- [Exercise aim]: Search the data for the string "screenshot" and gather each line it is in.

- [Record excerpts]:
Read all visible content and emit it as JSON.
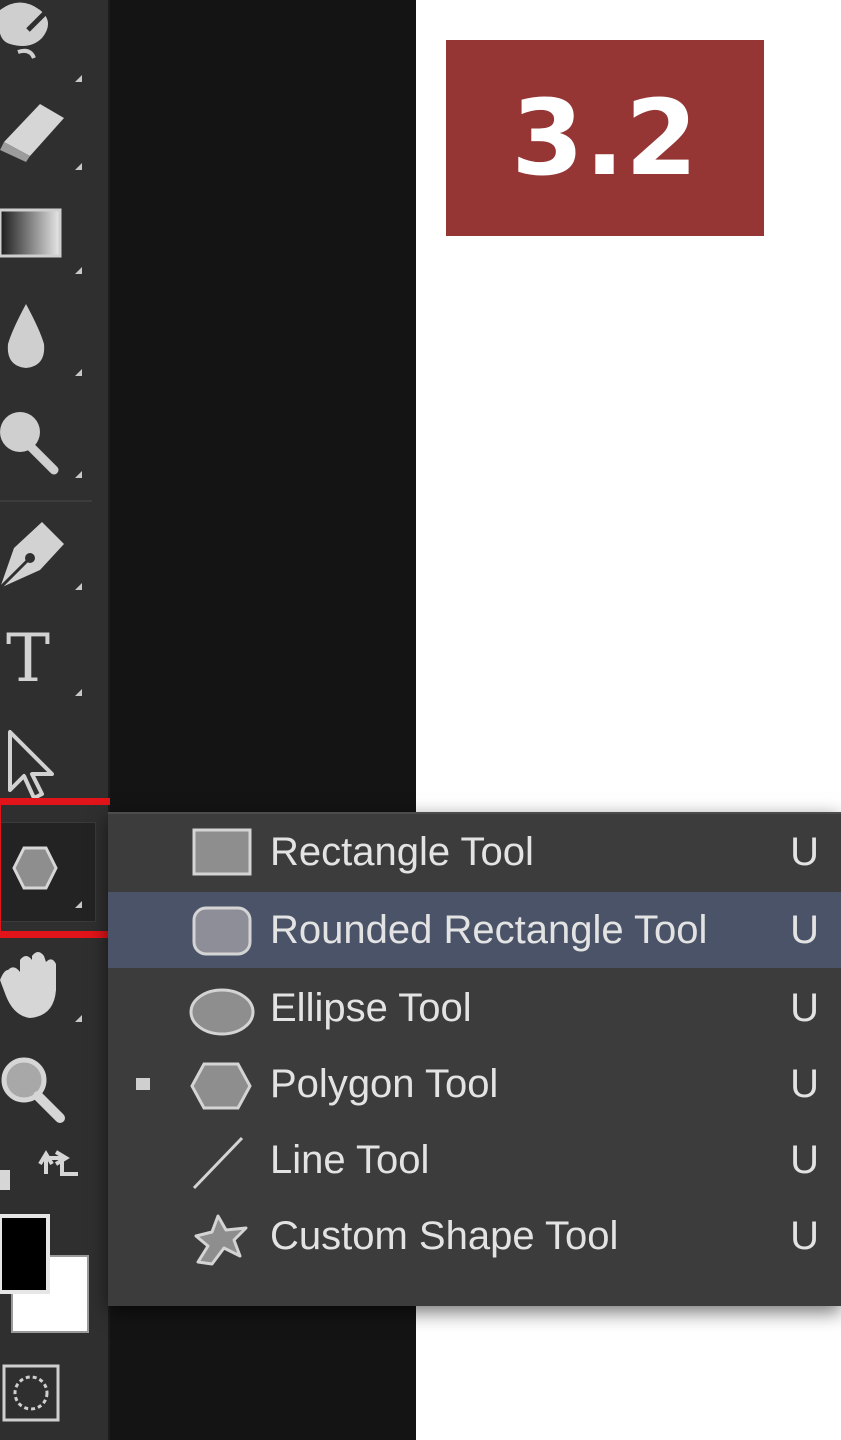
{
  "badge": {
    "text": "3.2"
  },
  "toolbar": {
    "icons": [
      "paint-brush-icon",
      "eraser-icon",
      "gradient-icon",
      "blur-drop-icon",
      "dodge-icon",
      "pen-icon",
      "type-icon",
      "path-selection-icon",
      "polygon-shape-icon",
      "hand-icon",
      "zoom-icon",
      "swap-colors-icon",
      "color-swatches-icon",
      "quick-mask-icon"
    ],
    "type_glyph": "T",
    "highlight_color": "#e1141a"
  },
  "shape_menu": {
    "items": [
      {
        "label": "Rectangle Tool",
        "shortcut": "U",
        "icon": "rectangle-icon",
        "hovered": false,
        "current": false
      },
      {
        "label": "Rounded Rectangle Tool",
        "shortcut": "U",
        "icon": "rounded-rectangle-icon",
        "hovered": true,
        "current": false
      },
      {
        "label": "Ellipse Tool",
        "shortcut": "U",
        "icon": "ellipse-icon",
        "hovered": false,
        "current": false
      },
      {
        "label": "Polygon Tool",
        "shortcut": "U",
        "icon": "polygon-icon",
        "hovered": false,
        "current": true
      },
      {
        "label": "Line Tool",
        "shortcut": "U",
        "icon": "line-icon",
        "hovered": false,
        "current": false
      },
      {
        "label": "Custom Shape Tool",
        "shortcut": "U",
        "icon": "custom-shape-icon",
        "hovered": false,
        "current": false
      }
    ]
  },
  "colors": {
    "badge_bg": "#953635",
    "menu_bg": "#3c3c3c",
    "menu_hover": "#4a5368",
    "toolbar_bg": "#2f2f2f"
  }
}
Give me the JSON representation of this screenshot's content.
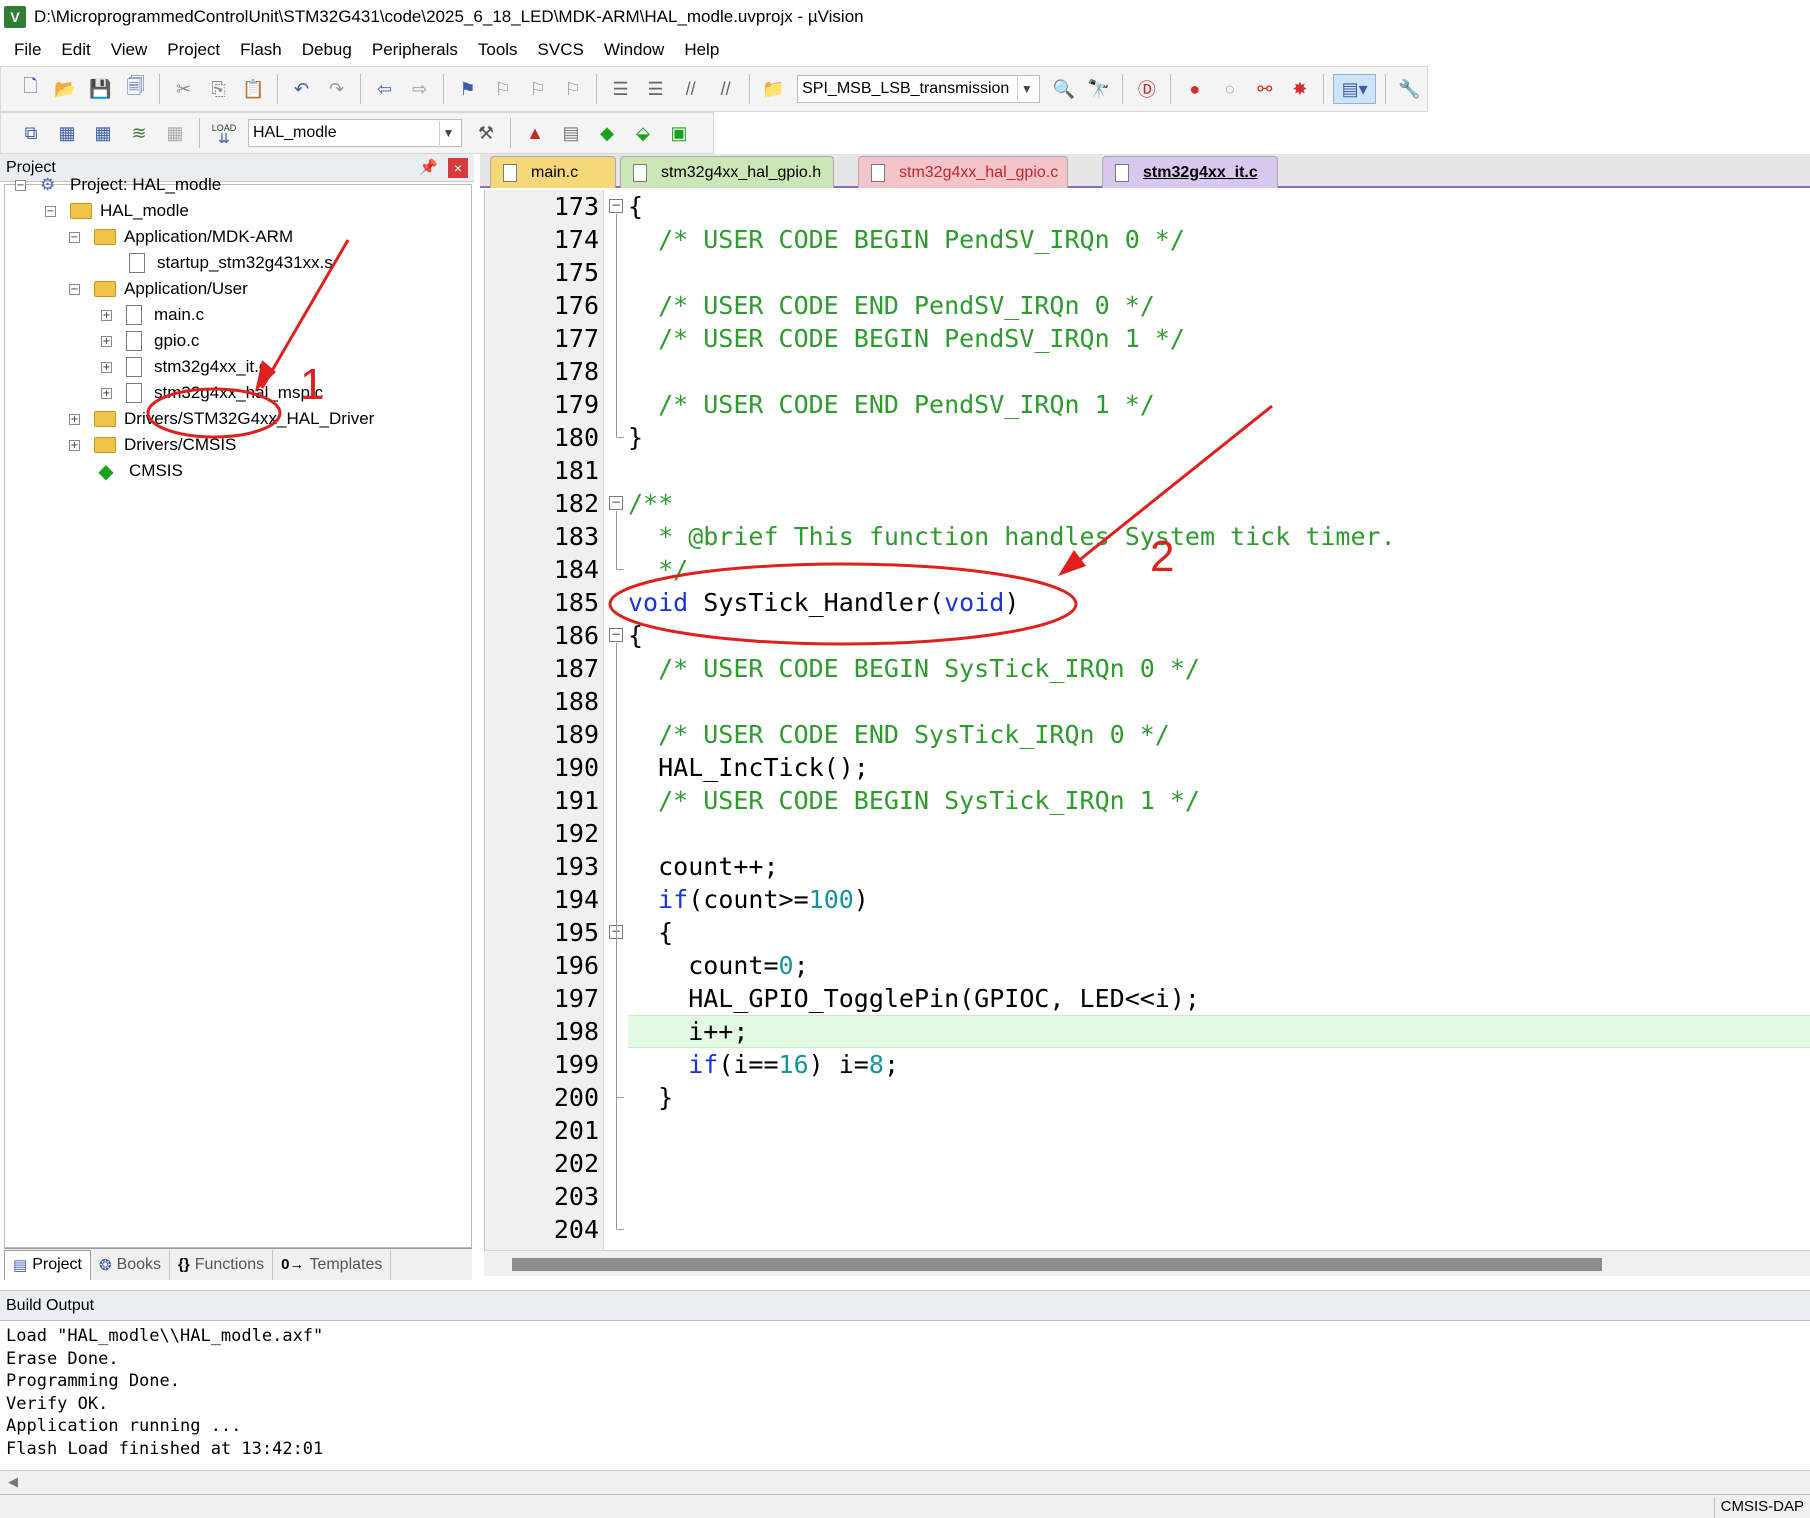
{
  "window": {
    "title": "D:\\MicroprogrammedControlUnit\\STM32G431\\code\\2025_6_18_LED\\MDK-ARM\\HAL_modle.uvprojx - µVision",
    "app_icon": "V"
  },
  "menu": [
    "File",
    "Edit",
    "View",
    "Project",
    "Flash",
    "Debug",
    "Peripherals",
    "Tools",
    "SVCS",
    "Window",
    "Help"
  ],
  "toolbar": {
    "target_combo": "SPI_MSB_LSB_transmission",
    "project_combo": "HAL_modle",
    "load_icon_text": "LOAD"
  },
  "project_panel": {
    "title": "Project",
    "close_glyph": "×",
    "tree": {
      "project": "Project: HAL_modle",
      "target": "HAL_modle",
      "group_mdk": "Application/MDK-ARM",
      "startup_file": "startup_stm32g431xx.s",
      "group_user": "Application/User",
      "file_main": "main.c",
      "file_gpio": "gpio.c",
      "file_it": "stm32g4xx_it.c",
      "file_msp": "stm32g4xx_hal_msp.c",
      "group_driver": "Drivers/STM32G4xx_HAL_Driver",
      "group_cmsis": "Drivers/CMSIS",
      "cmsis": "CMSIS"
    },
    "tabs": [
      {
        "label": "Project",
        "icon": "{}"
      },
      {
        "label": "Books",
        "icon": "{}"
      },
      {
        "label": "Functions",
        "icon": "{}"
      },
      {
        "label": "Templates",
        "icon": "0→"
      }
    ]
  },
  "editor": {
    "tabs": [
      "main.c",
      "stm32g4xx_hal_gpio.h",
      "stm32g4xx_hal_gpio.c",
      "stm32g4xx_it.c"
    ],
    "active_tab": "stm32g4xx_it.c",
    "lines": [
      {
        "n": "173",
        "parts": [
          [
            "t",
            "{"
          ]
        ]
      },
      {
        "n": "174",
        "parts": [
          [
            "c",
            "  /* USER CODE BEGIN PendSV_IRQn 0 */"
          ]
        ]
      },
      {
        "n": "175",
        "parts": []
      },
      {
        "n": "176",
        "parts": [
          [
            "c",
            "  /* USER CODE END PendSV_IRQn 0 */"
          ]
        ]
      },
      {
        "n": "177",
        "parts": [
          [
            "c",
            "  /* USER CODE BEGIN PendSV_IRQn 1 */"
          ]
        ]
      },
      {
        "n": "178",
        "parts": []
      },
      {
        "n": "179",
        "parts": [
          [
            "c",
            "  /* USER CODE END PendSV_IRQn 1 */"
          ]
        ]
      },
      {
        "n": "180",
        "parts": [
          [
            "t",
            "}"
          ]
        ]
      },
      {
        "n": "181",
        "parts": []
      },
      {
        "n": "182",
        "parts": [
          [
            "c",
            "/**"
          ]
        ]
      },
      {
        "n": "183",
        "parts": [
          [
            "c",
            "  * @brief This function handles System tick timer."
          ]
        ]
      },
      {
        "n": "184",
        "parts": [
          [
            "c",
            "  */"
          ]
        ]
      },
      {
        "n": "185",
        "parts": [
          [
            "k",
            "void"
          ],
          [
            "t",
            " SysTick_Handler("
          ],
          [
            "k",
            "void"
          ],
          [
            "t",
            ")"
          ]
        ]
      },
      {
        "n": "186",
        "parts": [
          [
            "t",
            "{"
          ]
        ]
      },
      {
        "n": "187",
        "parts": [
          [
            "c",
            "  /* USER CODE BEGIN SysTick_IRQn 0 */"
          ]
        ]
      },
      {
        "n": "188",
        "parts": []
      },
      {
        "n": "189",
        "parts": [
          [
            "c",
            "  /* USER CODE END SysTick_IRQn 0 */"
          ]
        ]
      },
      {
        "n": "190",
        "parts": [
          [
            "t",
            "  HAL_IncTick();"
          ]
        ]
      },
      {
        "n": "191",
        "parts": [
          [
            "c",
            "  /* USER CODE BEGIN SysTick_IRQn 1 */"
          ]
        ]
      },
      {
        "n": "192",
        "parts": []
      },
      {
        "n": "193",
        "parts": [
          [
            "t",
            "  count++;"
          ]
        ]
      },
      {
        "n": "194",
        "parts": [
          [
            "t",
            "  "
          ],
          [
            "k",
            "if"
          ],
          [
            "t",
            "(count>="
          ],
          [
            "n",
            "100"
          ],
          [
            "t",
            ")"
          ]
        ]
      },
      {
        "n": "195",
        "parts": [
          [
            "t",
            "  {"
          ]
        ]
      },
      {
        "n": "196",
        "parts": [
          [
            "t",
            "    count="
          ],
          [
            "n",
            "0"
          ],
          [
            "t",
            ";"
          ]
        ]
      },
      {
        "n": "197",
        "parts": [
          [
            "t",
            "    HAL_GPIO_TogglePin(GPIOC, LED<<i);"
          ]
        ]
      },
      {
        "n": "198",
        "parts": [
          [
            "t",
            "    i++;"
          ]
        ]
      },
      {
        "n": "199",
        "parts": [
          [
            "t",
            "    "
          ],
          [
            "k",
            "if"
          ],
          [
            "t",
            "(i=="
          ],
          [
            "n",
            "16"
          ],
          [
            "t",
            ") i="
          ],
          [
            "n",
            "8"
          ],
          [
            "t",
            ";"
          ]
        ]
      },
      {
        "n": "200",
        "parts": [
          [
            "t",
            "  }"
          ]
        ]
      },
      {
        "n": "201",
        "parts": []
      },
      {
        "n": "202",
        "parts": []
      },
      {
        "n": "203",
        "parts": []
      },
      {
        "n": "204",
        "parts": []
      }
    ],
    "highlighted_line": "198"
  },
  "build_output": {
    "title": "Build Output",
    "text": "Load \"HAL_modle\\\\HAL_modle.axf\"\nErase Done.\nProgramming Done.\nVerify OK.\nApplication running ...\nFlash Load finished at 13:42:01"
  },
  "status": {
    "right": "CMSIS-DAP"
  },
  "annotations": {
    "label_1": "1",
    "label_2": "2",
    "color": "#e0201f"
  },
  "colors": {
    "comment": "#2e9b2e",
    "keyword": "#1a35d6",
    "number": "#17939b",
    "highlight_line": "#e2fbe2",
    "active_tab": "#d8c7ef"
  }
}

==

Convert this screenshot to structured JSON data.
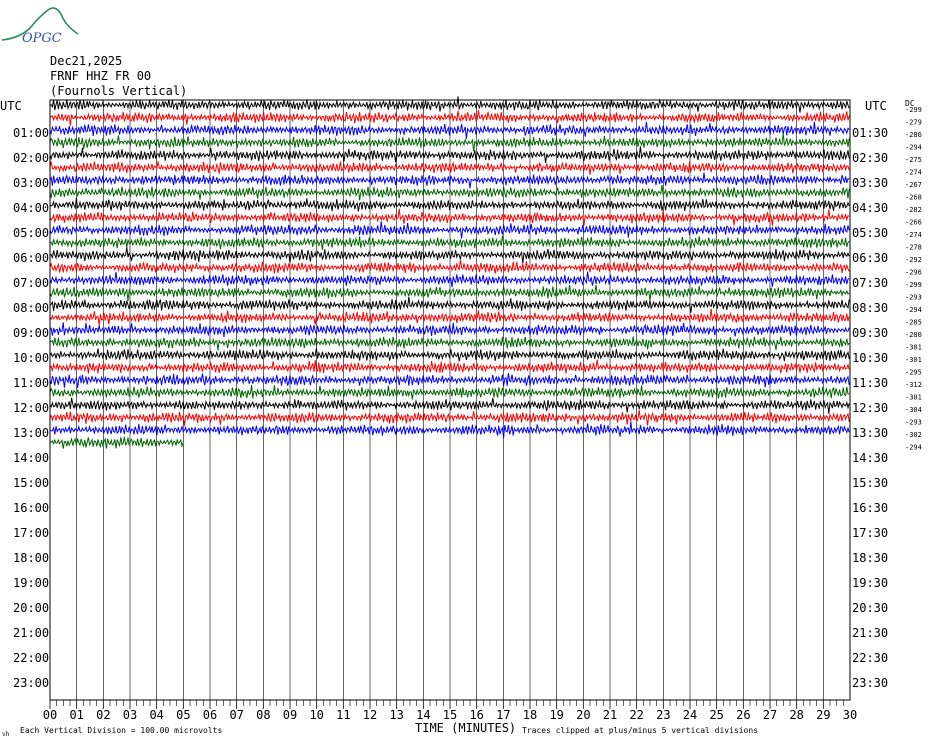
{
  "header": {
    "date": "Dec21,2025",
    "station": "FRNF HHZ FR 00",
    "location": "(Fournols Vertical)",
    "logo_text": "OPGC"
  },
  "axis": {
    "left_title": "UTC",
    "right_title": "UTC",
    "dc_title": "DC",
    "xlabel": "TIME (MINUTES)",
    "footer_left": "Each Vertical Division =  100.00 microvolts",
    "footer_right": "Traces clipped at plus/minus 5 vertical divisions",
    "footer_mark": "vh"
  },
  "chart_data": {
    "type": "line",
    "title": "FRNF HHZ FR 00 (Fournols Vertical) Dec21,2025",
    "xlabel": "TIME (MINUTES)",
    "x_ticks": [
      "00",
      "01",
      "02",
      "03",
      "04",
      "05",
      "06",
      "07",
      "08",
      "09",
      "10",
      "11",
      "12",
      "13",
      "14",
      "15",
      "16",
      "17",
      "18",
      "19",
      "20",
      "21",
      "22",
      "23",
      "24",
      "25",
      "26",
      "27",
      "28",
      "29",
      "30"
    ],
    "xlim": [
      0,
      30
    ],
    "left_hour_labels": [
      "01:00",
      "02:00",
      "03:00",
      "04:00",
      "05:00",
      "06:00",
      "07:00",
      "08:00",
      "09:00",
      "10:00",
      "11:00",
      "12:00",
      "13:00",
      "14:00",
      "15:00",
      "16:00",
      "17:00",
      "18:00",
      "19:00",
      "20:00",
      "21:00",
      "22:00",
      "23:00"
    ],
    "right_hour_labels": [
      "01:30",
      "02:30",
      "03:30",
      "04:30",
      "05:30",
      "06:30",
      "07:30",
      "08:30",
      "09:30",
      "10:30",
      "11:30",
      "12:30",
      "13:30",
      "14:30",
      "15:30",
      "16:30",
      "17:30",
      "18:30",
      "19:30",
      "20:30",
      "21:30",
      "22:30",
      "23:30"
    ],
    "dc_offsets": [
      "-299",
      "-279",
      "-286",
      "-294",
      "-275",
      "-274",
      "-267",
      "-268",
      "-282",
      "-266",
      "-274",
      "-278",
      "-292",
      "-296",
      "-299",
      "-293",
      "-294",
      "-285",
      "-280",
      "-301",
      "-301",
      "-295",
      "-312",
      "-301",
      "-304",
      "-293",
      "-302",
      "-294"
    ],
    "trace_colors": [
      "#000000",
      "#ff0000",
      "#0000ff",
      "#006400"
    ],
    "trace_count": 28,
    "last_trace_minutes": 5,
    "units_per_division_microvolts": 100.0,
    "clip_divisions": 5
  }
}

- [Task response]:
Give me the JSON representation of this screenshot's content.
Convert this screenshot to structured JSON data.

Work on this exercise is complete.